◆ **Your task**:
Return every record below exactly.

Dataset rows for document pages:
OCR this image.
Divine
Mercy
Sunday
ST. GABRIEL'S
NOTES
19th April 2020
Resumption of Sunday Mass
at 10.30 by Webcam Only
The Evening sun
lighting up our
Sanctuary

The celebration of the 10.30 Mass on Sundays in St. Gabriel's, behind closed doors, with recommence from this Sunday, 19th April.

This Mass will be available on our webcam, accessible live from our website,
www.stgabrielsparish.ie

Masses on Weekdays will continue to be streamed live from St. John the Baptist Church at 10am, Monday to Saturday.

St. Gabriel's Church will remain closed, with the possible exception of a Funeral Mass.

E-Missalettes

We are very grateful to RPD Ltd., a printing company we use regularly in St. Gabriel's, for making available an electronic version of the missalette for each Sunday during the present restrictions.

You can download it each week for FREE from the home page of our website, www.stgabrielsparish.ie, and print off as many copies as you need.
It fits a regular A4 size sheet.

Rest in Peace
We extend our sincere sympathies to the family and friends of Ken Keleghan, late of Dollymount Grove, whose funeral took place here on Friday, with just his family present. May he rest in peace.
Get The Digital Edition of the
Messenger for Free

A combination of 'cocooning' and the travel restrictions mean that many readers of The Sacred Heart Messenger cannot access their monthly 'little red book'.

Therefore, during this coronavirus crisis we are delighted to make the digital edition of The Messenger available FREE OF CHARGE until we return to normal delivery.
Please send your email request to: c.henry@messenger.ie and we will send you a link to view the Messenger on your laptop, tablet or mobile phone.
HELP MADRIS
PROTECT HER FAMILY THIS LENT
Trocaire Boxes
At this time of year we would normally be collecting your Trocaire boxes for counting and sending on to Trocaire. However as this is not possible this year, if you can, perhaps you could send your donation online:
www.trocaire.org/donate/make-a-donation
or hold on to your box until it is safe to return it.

◆ **Result of the exercise**:
OCR this image.
Divine
Mercy
Sunday
ST. GABRIEL'S
NOTES
19th April 2020
Resumption of Sunday Mass
at 10.30 by Webcam Only
The Evening sun
lighting up our
Sanctuary

The celebration of the 10.30 Mass on Sundays in St. Gabriel's, behind closed doors, with recommence from this Sunday, 19th April.

This Mass will be available on our webcam, accessible live from our website,
www.stgabrielsparish.ie

Masses on Weekdays will continue to be streamed live from St. John the Baptist Church at 10am, Monday to Saturday.

St. Gabriel's Church will remain closed, with the possible exception of a Funeral Mass.

E-Missalettes

We are very grateful to RPD Ltd., a printing company we use regularly in St. Gabriel's, for making available an electronic version of the missalette for each Sunday during the present restrictions.

You can download it each week for FREE from the home page of our website, www.stgabrielsparish.ie, and print off as many copies as you need.
It fits a regular A4 size sheet.

Rest in Peace
We extend our sincere sympathies to the family and friends of Ken Keleghan, late of Dollymount Grove, whose funeral took place here on Friday, with just his family present. May he rest in peace.
Get The Digital Edition of the
Messenger for Free

A combination of 'cocooning' and the travel restrictions mean that many readers of The Sacred Heart Messenger cannot access their monthly 'little red book'.

Therefore, during this coronavirus crisis we are delighted to make the digital edition of The Messenger available FREE OF CHARGE until we return to normal delivery.
Please send your email request to: c.henry@messenger.ie and we will send you a link to view the Messenger on your laptop, tablet or mobile phone.
HELP MADRIS
PROTECT HER FAMILY THIS LENT
Trocaire Boxes
At this time of year we would normally be collecting your Trocaire boxes for counting and sending on to Trocaire. However as this is not possible this year, if you can, perhaps you could send your donation online:
www.trocaire.org/donate/make-a-donation
or hold on to your box until it is safe to return it.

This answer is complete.